Problem requirements: Make an exact copy of the entries below.

== Stored data

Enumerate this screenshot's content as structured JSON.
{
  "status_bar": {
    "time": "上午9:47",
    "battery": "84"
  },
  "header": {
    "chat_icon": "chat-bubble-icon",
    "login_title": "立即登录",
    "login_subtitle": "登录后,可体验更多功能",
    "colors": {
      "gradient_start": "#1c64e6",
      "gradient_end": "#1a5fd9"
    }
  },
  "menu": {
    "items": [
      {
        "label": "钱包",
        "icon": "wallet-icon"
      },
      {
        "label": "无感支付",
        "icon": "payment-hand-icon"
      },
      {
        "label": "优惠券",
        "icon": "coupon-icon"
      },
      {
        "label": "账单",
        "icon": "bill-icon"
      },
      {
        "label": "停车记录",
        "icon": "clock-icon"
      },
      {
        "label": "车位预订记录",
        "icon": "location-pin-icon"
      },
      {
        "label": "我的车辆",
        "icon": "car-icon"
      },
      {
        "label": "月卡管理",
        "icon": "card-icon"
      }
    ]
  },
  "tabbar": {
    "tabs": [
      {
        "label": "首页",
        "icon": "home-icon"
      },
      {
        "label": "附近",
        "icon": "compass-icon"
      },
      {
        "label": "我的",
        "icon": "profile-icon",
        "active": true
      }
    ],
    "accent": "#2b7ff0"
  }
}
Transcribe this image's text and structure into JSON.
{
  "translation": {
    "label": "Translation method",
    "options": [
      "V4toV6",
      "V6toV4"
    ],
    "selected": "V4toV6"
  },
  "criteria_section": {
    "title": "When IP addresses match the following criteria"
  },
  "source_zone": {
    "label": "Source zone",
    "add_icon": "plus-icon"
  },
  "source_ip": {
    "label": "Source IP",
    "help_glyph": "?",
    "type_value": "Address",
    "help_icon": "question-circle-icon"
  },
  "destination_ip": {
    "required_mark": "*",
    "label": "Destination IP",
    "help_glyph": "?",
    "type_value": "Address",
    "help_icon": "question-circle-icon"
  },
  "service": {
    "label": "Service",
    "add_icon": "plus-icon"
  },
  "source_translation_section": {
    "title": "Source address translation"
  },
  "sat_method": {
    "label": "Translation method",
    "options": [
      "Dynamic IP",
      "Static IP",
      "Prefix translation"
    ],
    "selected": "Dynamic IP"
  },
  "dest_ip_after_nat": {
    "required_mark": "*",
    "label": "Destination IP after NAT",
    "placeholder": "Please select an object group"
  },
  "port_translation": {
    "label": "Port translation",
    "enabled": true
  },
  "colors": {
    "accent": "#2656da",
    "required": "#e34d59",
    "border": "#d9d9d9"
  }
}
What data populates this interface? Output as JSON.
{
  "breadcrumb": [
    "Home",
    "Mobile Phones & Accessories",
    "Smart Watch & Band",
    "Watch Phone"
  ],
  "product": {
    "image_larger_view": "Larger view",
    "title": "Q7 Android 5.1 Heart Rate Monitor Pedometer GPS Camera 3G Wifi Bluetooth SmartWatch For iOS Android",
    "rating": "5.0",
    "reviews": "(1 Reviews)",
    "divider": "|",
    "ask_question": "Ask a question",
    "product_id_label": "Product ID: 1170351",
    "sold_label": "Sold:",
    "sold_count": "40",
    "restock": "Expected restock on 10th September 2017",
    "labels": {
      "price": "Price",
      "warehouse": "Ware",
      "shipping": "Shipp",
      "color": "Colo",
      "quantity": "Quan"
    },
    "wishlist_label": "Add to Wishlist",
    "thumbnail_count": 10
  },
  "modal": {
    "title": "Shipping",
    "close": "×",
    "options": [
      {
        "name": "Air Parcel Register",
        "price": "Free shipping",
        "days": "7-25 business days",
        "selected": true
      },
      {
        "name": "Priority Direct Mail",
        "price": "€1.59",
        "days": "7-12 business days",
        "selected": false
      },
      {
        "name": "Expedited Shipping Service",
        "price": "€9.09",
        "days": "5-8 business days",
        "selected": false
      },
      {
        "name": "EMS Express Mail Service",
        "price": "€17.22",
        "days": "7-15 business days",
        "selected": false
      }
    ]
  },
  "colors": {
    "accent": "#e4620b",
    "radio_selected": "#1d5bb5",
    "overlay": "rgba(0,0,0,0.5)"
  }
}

====

Final result:
Enumerate this screenshot's content as structured JSON.
{
  "status_bar": {
    "time": "上午9:47",
    "battery": "84"
  },
  "header": {
    "chat_icon": "chat-bubble-icon",
    "login_title": "立即登录",
    "login_subtitle": "登录后,可体验更多功能",
    "colors": {
      "gradient_start": "#1c64e6",
      "gradient_end": "#1a5fd9"
    }
  },
  "menu": {
    "items": [
      {
        "label": "钱包",
        "icon": "wallet-icon"
      },
      {
        "label": "无感支付",
        "icon": "payment-hand-icon"
      },
      {
        "label": "优惠券",
        "icon": "coupon-icon"
      },
      {
        "label": "账单",
        "icon": "bill-icon"
      },
      {
        "label": "停车记录",
        "icon": "clock-icon"
      },
      {
        "label": "车位预订记录",
        "icon": "location-pin-icon"
      },
      {
        "label": "我的车辆",
        "icon": "car-icon"
      },
      {
        "label": "月卡管理",
        "icon": "card-icon"
      }
    ]
  },
  "tabbar": {
    "tabs": [
      {
        "label": "首页",
        "icon": "home-icon"
      },
      {
        "label": "附近",
        "icon": "compass-icon"
      },
      {
        "label": "我的",
        "icon": "profile-icon",
        "active": true
      }
    ],
    "accent": "#2b7ff0"
  }
}
Transcribe this image's text and structure into JSON.
{
  "translation": {
    "label": "Translation method",
    "options": [
      "V4toV6",
      "V6toV4"
    ],
    "selected": "V4toV6"
  },
  "criteria_section": {
    "title": "When IP addresses match the following criteria"
  },
  "source_zone": {
    "label": "Source zone",
    "add_icon": "plus-icon"
  },
  "source_ip": {
    "label": "Source IP",
    "help_glyph": "?",
    "type_value": "Address",
    "help_icon": "question-circle-icon"
  },
  "destination_ip": {
    "required_mark": "*",
    "label": "Destination IP",
    "help_glyph": "?",
    "type_value": "Address",
    "help_icon": "question-circle-icon"
  },
  "service": {
    "label": "Service",
    "add_icon": "plus-icon"
  },
  "source_translation_section": {
    "title": "Source address translation"
  },
  "sat_method": {
    "label": "Translation method",
    "options": [
      "Dynamic IP",
      "Static IP",
      "Prefix translation"
    ],
    "selected": "Dynamic IP"
  },
  "dest_ip_after_nat": {
    "required_mark": "*",
    "label": "Destination IP after NAT",
    "placeholder": "Please select an object group"
  },
  "port_translation": {
    "label": "Port translation",
    "enabled": true
  },
  "colors": {
    "accent": "#2656da",
    "required": "#e34d59",
    "border": "#d9d9d9"
  }
}
What data populates this interface? Output as JSON.
{
  "breadcrumb": [
    "Home",
    "Mobile Phones & Accessories",
    "Smart Watch & Band",
    "Watch Phone"
  ],
  "product": {
    "image_larger_view": "Larger view",
    "title": "Q7 Android 5.1 Heart Rate Monitor Pedometer GPS Camera 3G Wifi Bluetooth SmartWatch For iOS Android",
    "rating": "5.0",
    "reviews": "(1 Reviews)",
    "divider": "|",
    "ask_question": "Ask a question",
    "product_id_label": "Product ID: 1170351",
    "sold_label": "Sold:",
    "sold_count": "40",
    "restock": "Expected restock on 10th September 2017",
    "labels": {
      "price": "Price",
      "warehouse": "Ware",
      "shipping": "Shipp",
      "color": "Colo",
      "quantity": "Quan"
    },
    "wishlist_label": "Add to Wishlist",
    "thumbnail_count": 10
  },
  "modal": {
    "title": "Shipping",
    "close": "×",
    "options": [
      {
        "name": "Air Parcel Register",
        "price": "Free shipping",
        "days": "7-25 business days",
        "selected": true
      },
      {
        "name": "Priority Direct Mail",
        "price": "€1.59",
        "days": "7-12 business days",
        "selected": false
      },
      {
        "name": "Expedited Shipping Service",
        "price": "€9.09",
        "days": "5-8 business days",
        "selected": false
      },
      {
        "name": "EMS Express Mail Service",
        "price": "€17.22",
        "days": "7-15 business days",
        "selected": false
      }
    ]
  },
  "colors": {
    "accent": "#e4620b",
    "radio_selected": "#1d5bb5",
    "overlay": "rgba(0,0,0,0.5)"
  }
}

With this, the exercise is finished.